Task brief: Print all the entries verbatim.

==== Data to use ====

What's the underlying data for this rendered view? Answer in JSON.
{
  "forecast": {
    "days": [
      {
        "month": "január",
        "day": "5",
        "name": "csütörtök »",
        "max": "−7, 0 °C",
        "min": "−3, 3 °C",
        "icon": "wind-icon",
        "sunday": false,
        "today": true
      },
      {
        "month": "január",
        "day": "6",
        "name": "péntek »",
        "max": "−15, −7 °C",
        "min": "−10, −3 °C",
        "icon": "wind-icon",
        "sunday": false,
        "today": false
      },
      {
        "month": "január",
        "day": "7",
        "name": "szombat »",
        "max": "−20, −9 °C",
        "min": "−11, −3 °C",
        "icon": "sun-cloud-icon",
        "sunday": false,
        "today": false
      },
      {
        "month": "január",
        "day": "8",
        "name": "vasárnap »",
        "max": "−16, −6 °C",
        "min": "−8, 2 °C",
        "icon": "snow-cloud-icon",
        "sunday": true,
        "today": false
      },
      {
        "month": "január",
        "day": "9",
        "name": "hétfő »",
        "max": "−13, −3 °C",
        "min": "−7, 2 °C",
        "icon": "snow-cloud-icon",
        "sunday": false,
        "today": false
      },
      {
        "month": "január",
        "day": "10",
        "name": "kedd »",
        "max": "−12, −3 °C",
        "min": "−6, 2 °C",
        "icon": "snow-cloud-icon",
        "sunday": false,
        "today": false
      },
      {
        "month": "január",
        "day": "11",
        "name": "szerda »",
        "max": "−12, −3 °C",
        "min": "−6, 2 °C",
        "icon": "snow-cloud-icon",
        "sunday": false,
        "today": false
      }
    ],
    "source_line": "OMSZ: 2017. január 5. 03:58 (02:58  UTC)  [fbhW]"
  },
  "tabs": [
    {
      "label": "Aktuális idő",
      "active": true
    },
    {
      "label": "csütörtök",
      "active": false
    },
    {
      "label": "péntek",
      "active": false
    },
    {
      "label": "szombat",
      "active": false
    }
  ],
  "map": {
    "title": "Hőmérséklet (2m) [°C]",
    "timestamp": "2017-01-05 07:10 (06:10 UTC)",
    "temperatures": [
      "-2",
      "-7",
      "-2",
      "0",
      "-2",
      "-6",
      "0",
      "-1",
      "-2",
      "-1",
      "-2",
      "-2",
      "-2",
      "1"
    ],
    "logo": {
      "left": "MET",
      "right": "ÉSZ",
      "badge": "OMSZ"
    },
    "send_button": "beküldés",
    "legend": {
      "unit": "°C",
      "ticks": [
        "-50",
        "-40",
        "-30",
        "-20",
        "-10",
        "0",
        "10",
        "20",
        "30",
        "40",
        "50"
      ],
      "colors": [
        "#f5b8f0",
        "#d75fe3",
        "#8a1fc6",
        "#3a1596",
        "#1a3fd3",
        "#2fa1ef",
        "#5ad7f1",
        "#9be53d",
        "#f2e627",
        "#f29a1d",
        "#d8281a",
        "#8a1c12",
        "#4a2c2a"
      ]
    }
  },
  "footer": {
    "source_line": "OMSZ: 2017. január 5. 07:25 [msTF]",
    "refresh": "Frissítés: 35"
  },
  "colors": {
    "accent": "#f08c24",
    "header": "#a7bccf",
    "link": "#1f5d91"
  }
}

====

Correct answer:
What's the underlying data for this rendered view? Answer in JSON.
{
  "forecast": {
    "days": [
      {
        "month": "január",
        "day": "5",
        "name": "csütörtök »",
        "max": "−7, 0 °C",
        "min": "−3, 3 °C",
        "icon": "wind-icon",
        "sunday": false,
        "today": true
      },
      {
        "month": "január",
        "day": "6",
        "name": "péntek »",
        "max": "−15, −7 °C",
        "min": "−10, −3 °C",
        "icon": "wind-icon",
        "sunday": false,
        "today": false
      },
      {
        "month": "január",
        "day": "7",
        "name": "szombat »",
        "max": "−20, −9 °C",
        "min": "−11, −3 °C",
        "icon": "sun-cloud-icon",
        "sunday": false,
        "today": false
      },
      {
        "month": "január",
        "day": "8",
        "name": "vasárnap »",
        "max": "−16, −6 °C",
        "min": "−8, 2 °C",
        "icon": "snow-cloud-icon",
        "sunday": true,
        "today": false
      },
      {
        "month": "január",
        "day": "9",
        "name": "hétfő »",
        "max": "−13, −3 °C",
        "min": "−7, 2 °C",
        "icon": "snow-cloud-icon",
        "sunday": false,
        "today": false
      },
      {
        "month": "január",
        "day": "10",
        "name": "kedd »",
        "max": "−12, −3 °C",
        "min": "−6, 2 °C",
        "icon": "snow-cloud-icon",
        "sunday": false,
        "today": false
      },
      {
        "month": "január",
        "day": "11",
        "name": "szerda »",
        "max": "−12, −3 °C",
        "min": "−6, 2 °C",
        "icon": "snow-cloud-icon",
        "sunday": false,
        "today": false
      }
    ],
    "source_line": "OMSZ: 2017. január 5. 03:58 (02:58  UTC)  [fbhW]"
  },
  "tabs": [
    {
      "label": "Aktuális idő",
      "active": true
    },
    {
      "label": "csütörtök",
      "active": false
    },
    {
      "label": "péntek",
      "active": false
    },
    {
      "label": "szombat",
      "active": false
    }
  ],
  "map": {
    "title": "Hőmérséklet (2m) [°C]",
    "timestamp": "2017-01-05 07:10 (06:10 UTC)",
    "temperatures": [
      "-2",
      "-7",
      "-2",
      "0",
      "-2",
      "-6",
      "0",
      "-1",
      "-2",
      "-1",
      "-2",
      "-2",
      "-2",
      "1"
    ],
    "logo": {
      "left": "MET",
      "right": "ÉSZ",
      "badge": "OMSZ"
    },
    "send_button": "beküldés",
    "legend": {
      "unit": "°C",
      "ticks": [
        "-50",
        "-40",
        "-30",
        "-20",
        "-10",
        "0",
        "10",
        "20",
        "30",
        "40",
        "50"
      ],
      "colors": [
        "#f5b8f0",
        "#d75fe3",
        "#8a1fc6",
        "#3a1596",
        "#1a3fd3",
        "#2fa1ef",
        "#5ad7f1",
        "#9be53d",
        "#f2e627",
        "#f29a1d",
        "#d8281a",
        "#8a1c12",
        "#4a2c2a"
      ]
    }
  },
  "footer": {
    "source_line": "OMSZ: 2017. január 5. 07:25 [msTF]",
    "refresh": "Frissítés: 35"
  },
  "colors": {
    "accent": "#f08c24",
    "header": "#a7bccf",
    "link": "#1f5d91"
  }
}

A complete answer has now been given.